Your objective: Copy out the data exactly, leaving the pictures behind.

Collection entries
::::::
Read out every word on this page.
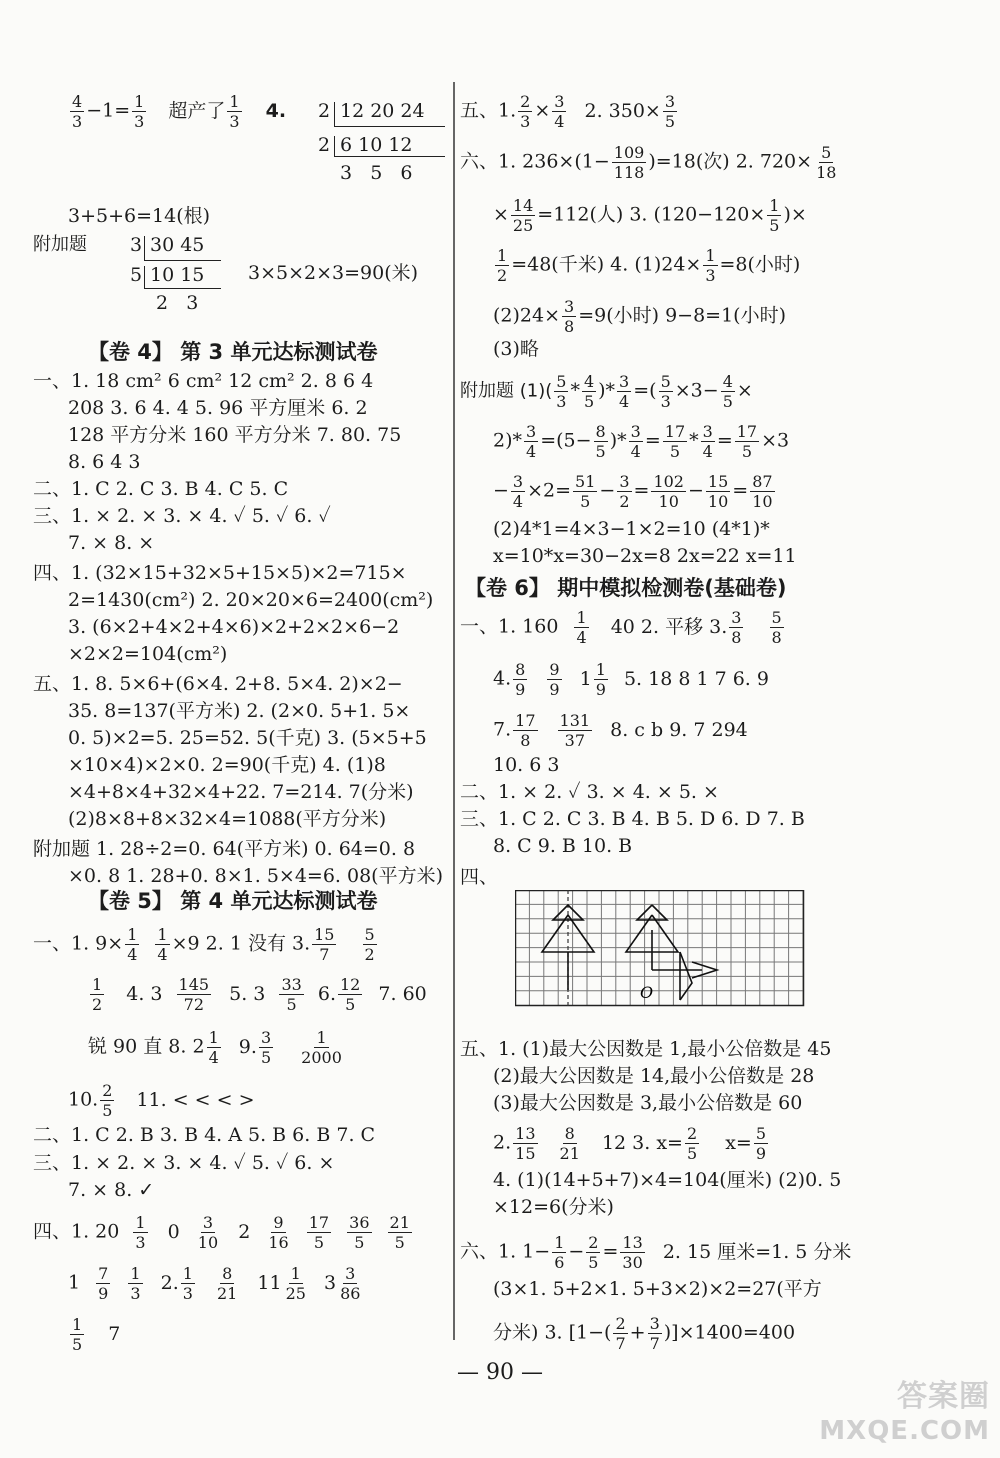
$\frac{4}{3} -1= \frac{1}{3}$ 超产了 $\frac{1}{3} 4$. 2 12 20 24
2 6 10 12
3   5   6
3+5+6=14(根)
附加题 3 30 45
5 10 15
2   3
3×5×2×3=90(米)
【卷 4】 第 3 单元达标测试卷
一、1. 18 cm² 6 cm² 12 cm² 2. 8 6 4
208 3. 6 4. 4 5. 96 平方厘米 6. 2
128 平方分米 160 平方分米 7. 80. 75
8. 6 4 3
二、1. C 2. C 3. B 4. C 5. C
三、1. × 2. × 3. × 4. ✓ 5. ✓ 6. ✓
7. × 8. ×
四、1. (32×15+32×5+15×5)×2=715×
2=1430(cm²) 2. 20×20×6=2400(cm²)
3. (6×2+4×2+4×6)×2+2×2×6−2
×2×2=104(cm²)
五、1. 8. 5×6+(6×4. 2+8. 5×4. 2)×2−
35. 8=137(平方米) 2. (2×0. 5+1. 5×
0. 5)×2=5. 25=52. 5(千克) 3. (5×5+5
×10×4)×2×0. 2=90(千克) 4. (1)8
×4+8×4+32×4+22. 7=214. 7(分米)
(2)8×8+8×32×4=1088(平方分米)
附加题 1. 28÷2=0. 64(平方米) 0. 64=0. 8
×0. 8 1. 28+0. 8×1. 5×4=6. 08(平方米)
【卷 5】 第 4 单元达标测试卷
一、1. $9\times \frac{1}{4}$
$\frac{1}{4} \times 9$ 2. 1 没有 3. $\frac{15}{7}$
$\frac{5}{2}$
$\frac{1}{2} 4$. $3 \frac{145}{72} 5$. $3 \frac{33}{5} 6$. $\frac{12}{5} 7$. 60
锐 90 直 8. $2 \frac{1}{4} 9$. $\frac{3}{5}$
$\frac{1}{2000}$
10. $\frac{2}{5} 11$. < < < >
二、1. C 2. B 3. B 4. A 5. B 6. B 7. C
三、1. × 2. × 3. × 4. ✓ 5. ✓ 6. ×
7. × 8. ✓
四、1. $20 \frac{1}{3} 0 \frac{3}{10} 2 \frac{9}{16}$
$\frac{17}{5}$
$\frac{36}{5}$
$\frac{21}{5}$
$1 \frac{7}{9}$
$\frac{1}{3} 2$. $\frac{1}{3}$
$\frac{8}{21} 11 \frac{1}{25} 3 \frac{3}{86}$
$\frac{1}{5} 7$
五、1. $\frac{2}{3} \times \frac{3}{4} 2$. $350\times \frac{3}{5}$
六、1. $236\times(1- \frac{109}{118} )=18$(次) 2. $720\times \frac{5}{18}$
× $\frac{14}{25} =112$(人) 3. ($120-120\times \frac{1}{5}$ )×
$\frac{1}{2} =48$(千米) 4. $(1)24\times \frac{1}{3} =8$(小时)
$(2)24\times \frac{3}{8} =9$(小时) 9−8=1(小时)
(3)略
附加题 $(1)( \frac{5}{3} * \frac{4}{5}$ )* $\frac{3}{4}$ =( $\frac{5}{3} \times 3- \frac{4}{5}$ ×
$2)* \frac{3}{4} =(5- \frac{8}{5}$ )* $\frac{3}{4} = \frac{17}{5} * \frac{3}{4} = \frac{17}{5} \times 3$
− $\frac{3}{4} \times 2= \frac{51}{5} - \frac{3}{2} = \frac{102}{10} - \frac{15}{10} = \frac{87}{10}$
(2)4*1=4×3−1×2=10 (4*1)*
x=10*x=30−2x=8 2x=22 x=11
【卷 6】 期中模拟检测卷(基础卷)
一、1. $160 \frac{1}{4} 40$ 2. 平移 3. $\frac{3}{8}$
$\frac{5}{8}$
4. $\frac{8}{9}$
$\frac{9}{9} 1 \frac{1}{9} 5$. 18 8 1 7 6. 9
7. $\frac{17}{8}$
$\frac{131}{37} 8$. c b 9. 7 294
10. 6 3
二、1. × 2. ✓ 3. × 4. × 5. ×
三、1. C 2. C 3. B 4. B 5. D 6. D 7. B
8. C 9. B 10. B
四、
O
五、1. (1)最大公因数是 1,最小公倍数是 45
(2)最大公因数是 14,最小公倍数是 28
(3)最大公因数是 3,最小公倍数是 60
2. $\frac{13}{15}$
$\frac{8}{21} 12$ 3. $x= \frac{2}{5} x= \frac{5}{9}$
4. (1)(14+5+7)×4=104(厘米) (2)0. 5
×12=6(分米)
六、1. $1- \frac{1}{6} - \frac{2}{5} = \frac{13}{30} 2$. 15 厘米=1. 5 分米
(3×1. 5+2×1. 5+3×2)×2=27(平方
分米) 3. $[1-( \frac{2}{7} + \frac{3}{7} )]\times 1400=400$
— 90 —
答案圈
MXQE.COM
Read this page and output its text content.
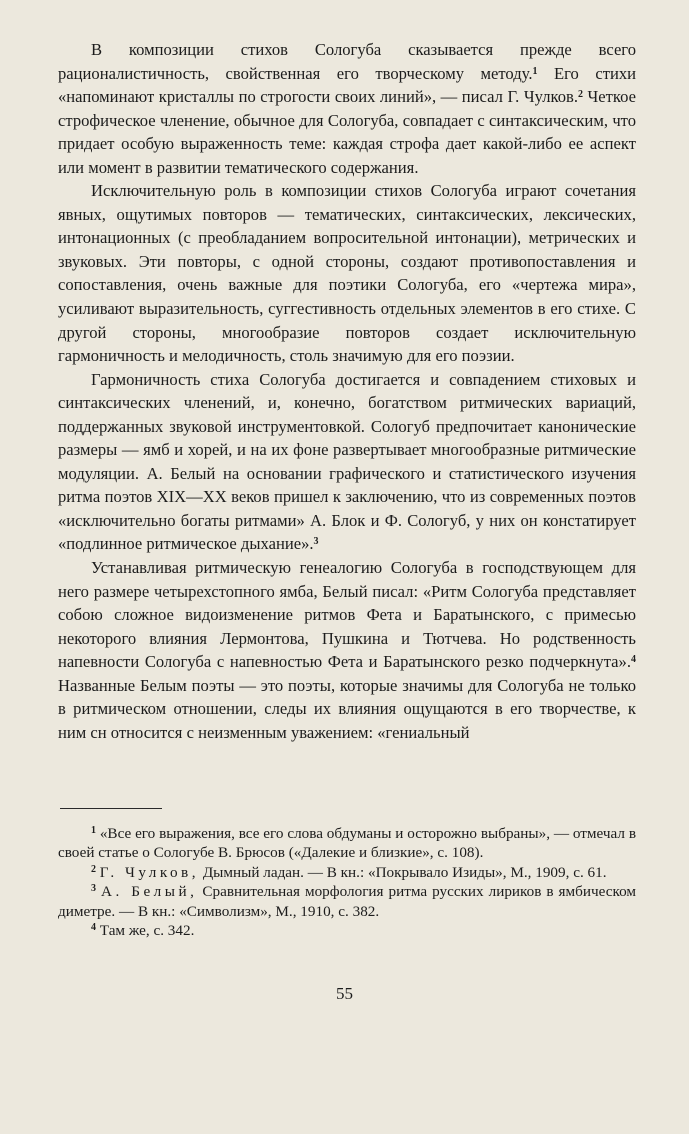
В композиции стихов Сологуба сказывается прежде всего рационалистичность, свойственная его творческому методу.$^1$ Его стихи «напоминают кристаллы по строгости своих линий», — писал Г. Чулков.$^2$ Четкое строфическое членение, обычное для Сологуба, совпадает с синтаксическим, что придает особую выраженность теме: каждая строфа дает какой-либо ее аспект или момент в развитии тематического содержания.

Исключительную роль в композиции стихов Сологуба играют сочетания явных, ощутимых повторов — тематических, синтаксических, лексических, интонационных (с преобладанием вопросительной интонации), метрических и звуковых. Эти повторы, с одной стороны, создают противопоставления и сопоставления, очень важные для поэтики Сологуба, его «чертежа мира», усиливают выразительность, суггестивность отдельных элементов в его стихе. С другой стороны, многообразие повторов создает исключительную гармоничность и мелодичность, столь значимую для его поэзии.

Гармоничность стиха Сологуба достигается и совпадением стиховых и синтаксических членений, и, конечно, богатством ритмических вариаций, поддержанных звуковой инструментовкой. Сологуб предпочитает канонические размеры — ямб и хорей, и на их фоне развертывает многообразные ритмические модуляции. А. Белый на основании графического и статистического изучения ритма поэтов XIX—XX веков пришел к заключению, что из современных поэтов «исключительно богаты ритмами» А. Блок и Ф. Сологуб, у них он констатирует «подлинное ритмическое дыхание».$^3$

Устанавливая ритмическую генеалогию Сологуба в господствующем для него размере четырехстопного ямба, Белый писал: «Ритм Сологуба представляет собою сложное видоизменение ритмов Фета и Баратынского, с примесью некоторого влияния Лермонтова, Пушкина и Тютчева. Но родственность напевности Сологуба с напевностью Фета и Баратынского резко подчеркнута».$^4$ Названные Белым поэты — это поэты, которые значимы для Сологуба не только в ритмическом отношении, следы их влияния ощущаются в его творчестве, к ним сн относится с неизменным уважением: «гениальный

$^1$ «Все его выражения, все его слова обдуманы и осторожно выбраны», — отмечал в своей статье о Сологубе В. Брюсов («Далекие и близкие», с. 108).

$^2$ Г. Чулков, Дымный ладан. — В кн.: «Покрывало Изиды», М., 1909, с. 61.

$^3$ А. Белый, Сравнительная морфология ритма русских лириков в ямбическом диметре. — В кн.: «Символизм», М., 1910, с. 382.

$^4$ Там же, с. 342.

55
::::::
Response for this exercise:
Read out every word on this page.
$\frac{4}{3} -1= \frac{1}{3}$ 超产了 $\frac{1}{3} 4$. 2 12 20 24
2 6 10 12
3   5   6
3+5+6=14(根)
附加题 3 30 45
5 10 15
2   3
3×5×2×3=90(米)
【卷 4】 第 3 单元达标测试卷
一、1. 18 cm² 6 cm² 12 cm² 2. 8 6 4
208 3. 6 4. 4 5. 96 平方厘米 6. 2
128 平方分米 160 平方分米 7. 80. 75
8. 6 4 3
二、1. C 2. C 3. B 4. C 5. C
三、1. × 2. × 3. × 4. ✓ 5. ✓ 6. ✓
7. × 8. ×
四、1. (32×15+32×5+15×5)×2=715×
2=1430(cm²) 2. 20×20×6=2400(cm²)
3. (6×2+4×2+4×6)×2+2×2×6−2
×2×2=104(cm²)
五、1. 8. 5×6+(6×4. 2+8. 5×4. 2)×2−
35. 8=137(平方米) 2. (2×0. 5+1. 5×
0. 5)×2=5. 25=52. 5(千克) 3. (5×5+5
×10×4)×2×0. 2=90(千克) 4. (1)8
×4+8×4+32×4+22. 7=214. 7(分米)
(2)8×8+8×32×4=1088(平方分米)
附加题 1. 28÷2=0. 64(平方米) 0. 64=0. 8
×0. 8 1. 28+0. 8×1. 5×4=6. 08(平方米)
【卷 5】 第 4 单元达标测试卷
一、1. $9\times \frac{1}{4}$
$\frac{1}{4} \times 9$ 2. 1 没有 3. $\frac{15}{7}$
$\frac{5}{2}$
$\frac{1}{2} 4$. $3 \frac{145}{72} 5$. $3 \frac{33}{5} 6$. $\frac{12}{5} 7$. 60
锐 90 直 8. $2 \frac{1}{4} 9$. $\frac{3}{5}$
$\frac{1}{2000}$
10. $\frac{2}{5} 11$. < < < >
二、1. C 2. B 3. B 4. A 5. B 6. B 7. C
三、1. × 2. × 3. × 4. ✓ 5. ✓ 6. ×
7. × 8. ✓
四、1. $20 \frac{1}{3} 0 \frac{3}{10} 2 \frac{9}{16}$
$\frac{17}{5}$
$\frac{36}{5}$
$\frac{21}{5}$
$1 \frac{7}{9}$
$\frac{1}{3} 2$. $\frac{1}{3}$
$\frac{8}{21} 11 \frac{1}{25} 3 \frac{3}{86}$
$\frac{1}{5} 7$
五、1. $\frac{2}{3} \times \frac{3}{4} 2$. $350\times \frac{3}{5}$
六、1. $236\times(1- \frac{109}{118} )=18$(次) 2. $720\times \frac{5}{18}$
× $\frac{14}{25} =112$(人) 3. ($120-120\times \frac{1}{5}$ )×
$\frac{1}{2} =48$(千米) 4. $(1)24\times \frac{1}{3} =8$(小时)
$(2)24\times \frac{3}{8} =9$(小时) 9−8=1(小时)
(3)略
附加题 $(1)( \frac{5}{3} * \frac{4}{5}$ )* $\frac{3}{4}$ =( $\frac{5}{3} \times 3- \frac{4}{5}$ ×
$2)* \frac{3}{4} =(5- \frac{8}{5}$ )* $\frac{3}{4} = \frac{17}{5} * \frac{3}{4} = \frac{17}{5} \times 3$
− $\frac{3}{4} \times 2= \frac{51}{5} - \frac{3}{2} = \frac{102}{10} - \frac{15}{10} = \frac{87}{10}$
(2)4*1=4×3−1×2=10 (4*1)*
x=10*x=30−2x=8 2x=22 x=11
【卷 6】 期中模拟检测卷(基础卷)
一、1. $160 \frac{1}{4} 40$ 2. 平移 3. $\frac{3}{8}$
$\frac{5}{8}$
4. $\frac{8}{9}$
$\frac{9}{9} 1 \frac{1}{9} 5$. 18 8 1 7 6. 9
7. $\frac{17}{8}$
$\frac{131}{37} 8$. c b 9. 7 294
10. 6 3
二、1. × 2. ✓ 3. × 4. × 5. ×
三、1. C 2. C 3. B 4. B 5. D 6. D 7. B
8. C 9. B 10. B
四、
O
五、1. (1)最大公因数是 1,最小公倍数是 45
(2)最大公因数是 14,最小公倍数是 28
(3)最大公因数是 3,最小公倍数是 60
2. $\frac{13}{15}$
$\frac{8}{21} 12$ 3. $x= \frac{2}{5} x= \frac{5}{9}$
4. (1)(14+5+7)×4=104(厘米) (2)0. 5
×12=6(分米)
六、1. $1- \frac{1}{6} - \frac{2}{5} = \frac{13}{30} 2$. 15 厘米=1. 5 分米
(3×1. 5+2×1. 5+3×2)×2=27(平方
分米) 3. $[1-( \frac{2}{7} + \frac{3}{7} )]\times 1400=400$
— 90 —
答案圈
MXQE.COM
Read this page and output its text content.
В композиции стихов Сологуба сказывается прежде всего рационалистичность, свойственная его творческому методу.$^1$ Его стихи «напоминают кристаллы по строгости своих линий», — писал Г. Чулков.$^2$ Четкое строфическое членение, обычное для Сологуба, совпадает с синтаксическим, что придает особую выраженность теме: каждая строфа дает какой-либо ее аспект или момент в развитии тематического содержания.

Исключительную роль в композиции стихов Сологуба играют сочетания явных, ощутимых повторов — тематических, синтаксических, лексических, интонационных (с преобладанием вопросительной интонации), метрических и звуковых. Эти повторы, с одной стороны, создают противопоставления и сопоставления, очень важные для поэтики Сологуба, его «чертежа мира», усиливают выразительность, суггестивность отдельных элементов в его стихе. С другой стороны, многообразие повторов создает исключительную гармоничность и мелодичность, столь значимую для его поэзии.

Гармоничность стиха Сологуба достигается и совпадением стиховых и синтаксических членений, и, конечно, богатством ритмических вариаций, поддержанных звуковой инструментовкой. Сологуб предпочитает канонические размеры — ямб и хорей, и на их фоне развертывает многообразные ритмические модуляции. А. Белый на основании графического и статистического изучения ритма поэтов XIX—XX веков пришел к заключению, что из современных поэтов «исключительно богаты ритмами» А. Блок и Ф. Сологуб, у них он констатирует «подлинное ритмическое дыхание».$^3$

Устанавливая ритмическую генеалогию Сологуба в господствующем для него размере четырехстопного ямба, Белый писал: «Ритм Сологуба представляет собою сложное видоизменение ритмов Фета и Баратынского, с примесью некоторого влияния Лермонтова, Пушкина и Тютчева. Но родственность напевности Сологуба с напевностью Фета и Баратынского резко подчеркнута».$^4$ Названные Белым поэты — это поэты, которые значимы для Сологуба не только в ритмическом отношении, следы их влияния ощущаются в его творчестве, к ним сн относится с неизменным уважением: «гениальный

$^1$ «Все его выражения, все его слова обдуманы и осторожно выбраны», — отмечал в своей статье о Сологубе В. Брюсов («Далекие и близкие», с. 108).

$^2$ Г. Чулков, Дымный ладан. — В кн.: «Покрывало Изиды», М., 1909, с. 61.

$^3$ А. Белый, Сравнительная морфология ритма русских лириков в ямбическом диметре. — В кн.: «Символизм», М., 1910, с. 382.

$^4$ Там же, с. 342.

55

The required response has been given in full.